-- Start Dataset rows --

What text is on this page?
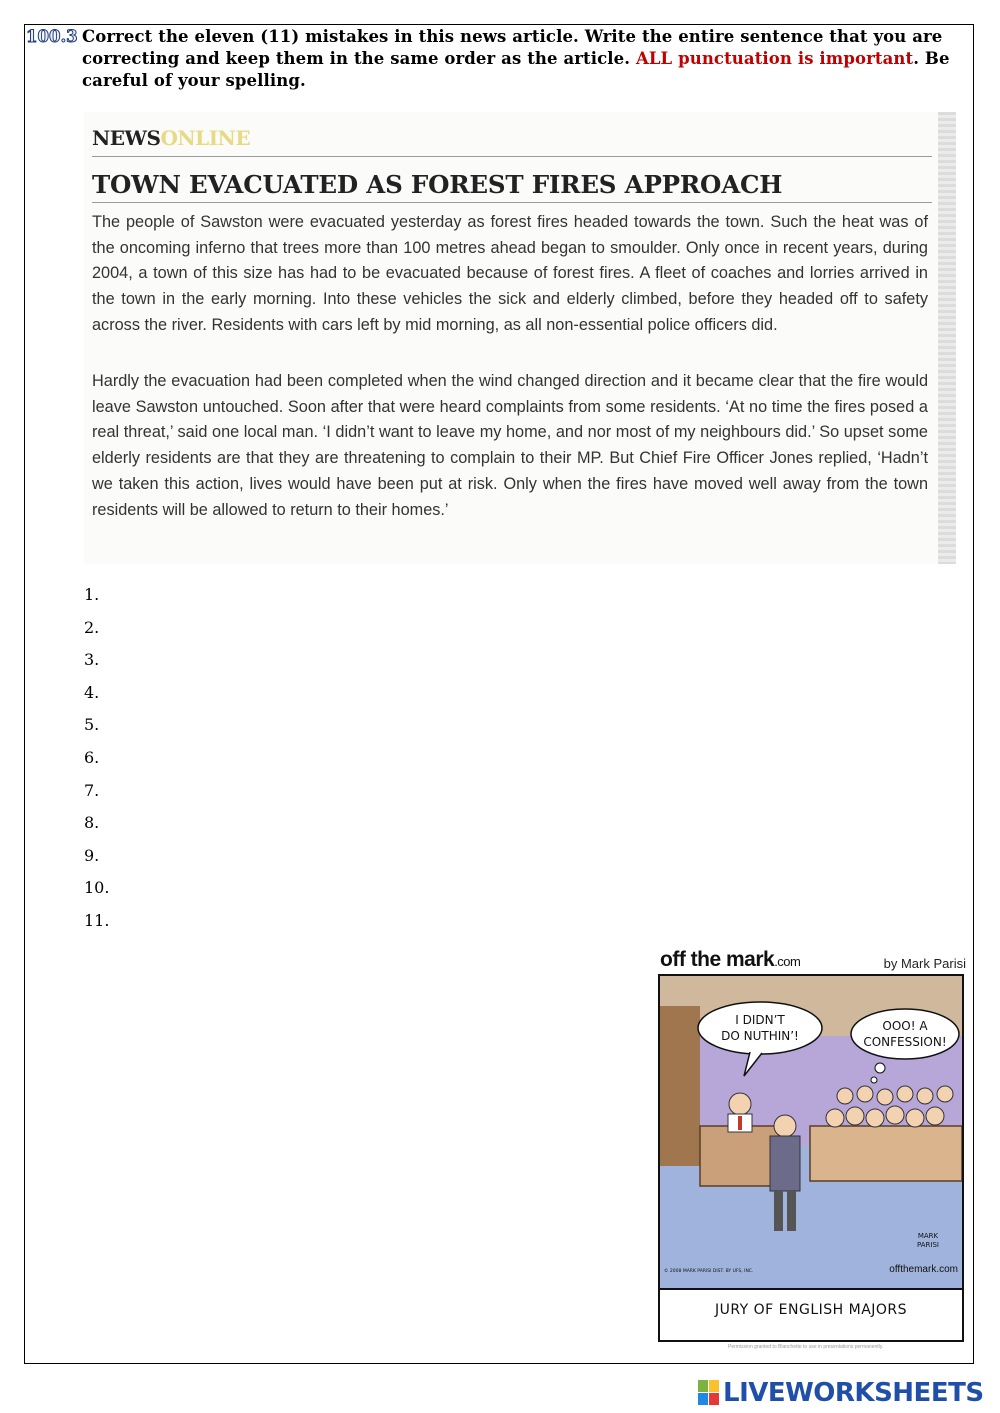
100.3 Correct the eleven (11) mistakes in this news article. Write the entire sentence that you are correcting and keep them in the same order as the article. ALL punctuation is important. Be careful of your spelling.
NEWSONLINE
TOWN EVACUATED AS FOREST FIRES APPROACH
The people of Sawston were evacuated yesterday as forest fires headed towards the town. Such the heat was of the oncoming inferno that trees more than 100 metres ahead began to smoulder. Only once in recent years, during 2004, a town of this size has had to be evacuated because of forest fires. A fleet of coaches and lorries arrived in the town in the early morning. Into these vehicles the sick and elderly climbed, before they headed off to safety across the river. Residents with cars left by mid morning, as all non-essential police officers did.
Hardly the evacuation had been completed when the wind changed direction and it became clear that the fire would leave Sawston untouched. Soon after that were heard complaints from some residents. ‘At no time the fires posed a real threat,’ said one local man. ‘I didn’t want to leave my home, and nor most of my neighbours did.’ So upset some elderly residents are that they are threatening to complain to their MP. But Chief Fire Officer Jones replied, ‘Hadn’t we taken this action, lives would have been put at risk. Only when the fires have moved well away from the town residents will be allowed to return to their homes.’
1.
2.
3.
4.
5.
6.
7.
8.
9.
10.
11.
off the mark.com	by Mark Parisi
I DIDN’T
DO NUTHIN’!
OOO! A
CONFESSION!
MARK
PARISI
© 2008 MARK PARISI DIST. BY UFS, INC.	offthemark.com
JURY OF ENGLISH MAJORS
Permission granted to Blanchette to use in presentations permanently.
LIVEWORKSHEETS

-- End Dataset rows --

**Instructions for the task**
Report how many lines in the listing include the word "Only". Give nothing but the count.

**Expected answer**
2